* Start Data for this exercise *
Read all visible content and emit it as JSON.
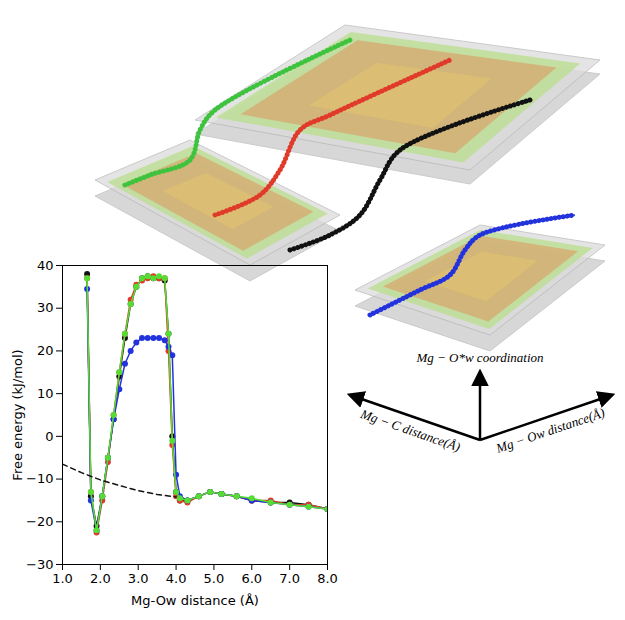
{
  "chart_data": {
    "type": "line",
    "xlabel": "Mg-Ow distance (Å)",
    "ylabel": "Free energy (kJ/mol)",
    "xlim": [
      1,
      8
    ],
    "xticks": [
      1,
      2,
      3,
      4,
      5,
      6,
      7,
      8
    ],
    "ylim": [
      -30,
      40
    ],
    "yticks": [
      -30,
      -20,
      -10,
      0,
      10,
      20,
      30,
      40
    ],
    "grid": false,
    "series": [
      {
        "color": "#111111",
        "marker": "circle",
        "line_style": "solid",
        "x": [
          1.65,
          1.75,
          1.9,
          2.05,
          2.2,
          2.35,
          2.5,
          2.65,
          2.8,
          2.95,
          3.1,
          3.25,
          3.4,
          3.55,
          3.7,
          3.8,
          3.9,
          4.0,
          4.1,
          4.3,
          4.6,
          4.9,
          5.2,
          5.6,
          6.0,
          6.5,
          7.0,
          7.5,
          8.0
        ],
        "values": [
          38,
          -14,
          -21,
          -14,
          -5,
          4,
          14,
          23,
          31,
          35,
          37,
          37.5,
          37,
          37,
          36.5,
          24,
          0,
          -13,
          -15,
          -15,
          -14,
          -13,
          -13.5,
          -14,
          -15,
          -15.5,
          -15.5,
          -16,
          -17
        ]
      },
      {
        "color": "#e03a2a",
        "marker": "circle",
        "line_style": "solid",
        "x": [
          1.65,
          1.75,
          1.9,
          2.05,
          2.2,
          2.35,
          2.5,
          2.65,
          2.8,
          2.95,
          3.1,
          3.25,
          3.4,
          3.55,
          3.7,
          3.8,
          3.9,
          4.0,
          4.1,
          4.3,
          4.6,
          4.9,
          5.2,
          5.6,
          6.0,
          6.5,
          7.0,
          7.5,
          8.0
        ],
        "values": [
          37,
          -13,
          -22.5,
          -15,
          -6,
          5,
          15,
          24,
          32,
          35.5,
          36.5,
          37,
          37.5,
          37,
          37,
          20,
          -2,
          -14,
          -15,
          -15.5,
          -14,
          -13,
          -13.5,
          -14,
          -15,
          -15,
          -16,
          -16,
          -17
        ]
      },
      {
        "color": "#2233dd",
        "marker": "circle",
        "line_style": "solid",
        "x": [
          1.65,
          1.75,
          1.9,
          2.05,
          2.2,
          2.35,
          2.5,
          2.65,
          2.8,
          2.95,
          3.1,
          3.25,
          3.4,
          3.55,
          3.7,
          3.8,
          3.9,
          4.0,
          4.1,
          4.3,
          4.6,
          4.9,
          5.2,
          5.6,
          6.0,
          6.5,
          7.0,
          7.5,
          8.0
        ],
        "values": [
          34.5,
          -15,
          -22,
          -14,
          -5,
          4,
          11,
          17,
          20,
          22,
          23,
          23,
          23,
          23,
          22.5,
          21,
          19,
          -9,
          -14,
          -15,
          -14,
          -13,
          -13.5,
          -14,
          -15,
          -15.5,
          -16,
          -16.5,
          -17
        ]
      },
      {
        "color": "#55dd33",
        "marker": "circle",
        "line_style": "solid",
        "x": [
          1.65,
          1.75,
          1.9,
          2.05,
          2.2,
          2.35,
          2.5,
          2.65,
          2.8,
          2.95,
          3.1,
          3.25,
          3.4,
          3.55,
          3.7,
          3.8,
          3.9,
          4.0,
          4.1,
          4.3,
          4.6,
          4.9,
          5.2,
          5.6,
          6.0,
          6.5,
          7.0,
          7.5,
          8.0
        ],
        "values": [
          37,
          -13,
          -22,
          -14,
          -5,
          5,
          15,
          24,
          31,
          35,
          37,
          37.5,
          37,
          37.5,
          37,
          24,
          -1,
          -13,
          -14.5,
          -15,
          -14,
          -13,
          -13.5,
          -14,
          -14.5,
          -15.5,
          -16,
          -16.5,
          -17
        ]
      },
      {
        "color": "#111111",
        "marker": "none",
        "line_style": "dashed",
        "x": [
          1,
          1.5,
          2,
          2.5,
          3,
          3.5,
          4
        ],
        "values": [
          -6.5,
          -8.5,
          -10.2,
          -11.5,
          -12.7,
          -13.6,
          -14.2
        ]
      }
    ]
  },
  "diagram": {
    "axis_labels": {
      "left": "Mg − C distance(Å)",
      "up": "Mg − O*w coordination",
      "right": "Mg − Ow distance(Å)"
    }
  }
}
* End Data for this exercise *
* Start Data for this exercise *
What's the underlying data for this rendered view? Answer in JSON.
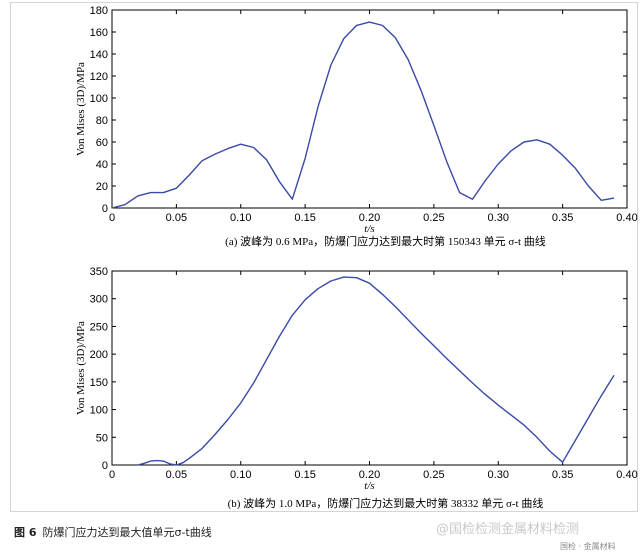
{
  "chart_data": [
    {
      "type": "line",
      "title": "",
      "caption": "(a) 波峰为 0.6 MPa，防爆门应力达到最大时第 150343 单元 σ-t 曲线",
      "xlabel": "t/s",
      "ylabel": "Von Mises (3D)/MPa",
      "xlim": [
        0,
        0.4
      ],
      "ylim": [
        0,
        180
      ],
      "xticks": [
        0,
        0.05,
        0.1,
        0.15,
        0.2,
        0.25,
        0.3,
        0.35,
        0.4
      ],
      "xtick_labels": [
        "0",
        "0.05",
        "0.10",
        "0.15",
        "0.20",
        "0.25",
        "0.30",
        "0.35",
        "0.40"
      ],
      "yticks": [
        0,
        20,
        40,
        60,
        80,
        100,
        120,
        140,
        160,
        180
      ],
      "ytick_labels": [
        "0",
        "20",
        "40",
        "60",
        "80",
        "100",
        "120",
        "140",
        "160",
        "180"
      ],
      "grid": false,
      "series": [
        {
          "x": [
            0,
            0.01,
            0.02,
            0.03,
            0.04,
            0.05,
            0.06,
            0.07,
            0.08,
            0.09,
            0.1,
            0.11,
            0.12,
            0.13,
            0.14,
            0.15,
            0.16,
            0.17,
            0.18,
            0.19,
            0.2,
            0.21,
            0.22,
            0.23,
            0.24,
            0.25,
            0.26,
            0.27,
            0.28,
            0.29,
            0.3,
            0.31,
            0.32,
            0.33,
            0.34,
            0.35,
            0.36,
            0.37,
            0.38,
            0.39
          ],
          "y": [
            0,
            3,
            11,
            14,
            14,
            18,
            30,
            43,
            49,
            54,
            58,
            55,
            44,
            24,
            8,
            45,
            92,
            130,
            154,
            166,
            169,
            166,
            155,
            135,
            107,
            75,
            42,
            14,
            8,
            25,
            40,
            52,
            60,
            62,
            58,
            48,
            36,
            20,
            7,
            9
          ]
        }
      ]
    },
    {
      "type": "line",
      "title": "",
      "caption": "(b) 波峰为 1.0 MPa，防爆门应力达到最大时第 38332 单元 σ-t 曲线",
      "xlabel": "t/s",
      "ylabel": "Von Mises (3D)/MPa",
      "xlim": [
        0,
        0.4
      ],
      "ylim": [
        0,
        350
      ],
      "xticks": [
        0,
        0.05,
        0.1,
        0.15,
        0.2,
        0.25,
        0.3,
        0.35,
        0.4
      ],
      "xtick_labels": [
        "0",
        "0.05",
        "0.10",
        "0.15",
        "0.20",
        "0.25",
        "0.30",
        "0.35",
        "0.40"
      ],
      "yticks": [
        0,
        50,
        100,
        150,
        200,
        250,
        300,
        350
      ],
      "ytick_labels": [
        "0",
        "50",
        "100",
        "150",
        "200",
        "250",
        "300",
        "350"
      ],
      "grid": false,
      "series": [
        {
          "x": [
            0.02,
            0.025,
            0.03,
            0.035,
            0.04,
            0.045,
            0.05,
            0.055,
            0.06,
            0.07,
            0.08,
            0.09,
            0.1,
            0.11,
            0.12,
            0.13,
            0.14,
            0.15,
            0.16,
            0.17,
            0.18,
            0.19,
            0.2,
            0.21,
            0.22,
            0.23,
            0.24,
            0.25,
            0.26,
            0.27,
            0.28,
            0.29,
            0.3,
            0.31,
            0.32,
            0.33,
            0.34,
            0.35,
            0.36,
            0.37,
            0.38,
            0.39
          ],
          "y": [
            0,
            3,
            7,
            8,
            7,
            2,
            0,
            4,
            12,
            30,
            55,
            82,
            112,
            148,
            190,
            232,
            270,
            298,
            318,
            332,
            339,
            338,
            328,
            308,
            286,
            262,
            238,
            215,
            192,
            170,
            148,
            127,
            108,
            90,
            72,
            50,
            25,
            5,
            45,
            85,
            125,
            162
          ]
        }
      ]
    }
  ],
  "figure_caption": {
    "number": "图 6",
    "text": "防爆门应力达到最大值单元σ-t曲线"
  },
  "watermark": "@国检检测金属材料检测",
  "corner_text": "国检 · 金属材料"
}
* End Data for this exercise *
Filter the entries down to the lines with the word "JSON" in them.

Answer:
Read all visible content and emit it as JSON.
What's the underlying data for this rendered view? Answer in JSON.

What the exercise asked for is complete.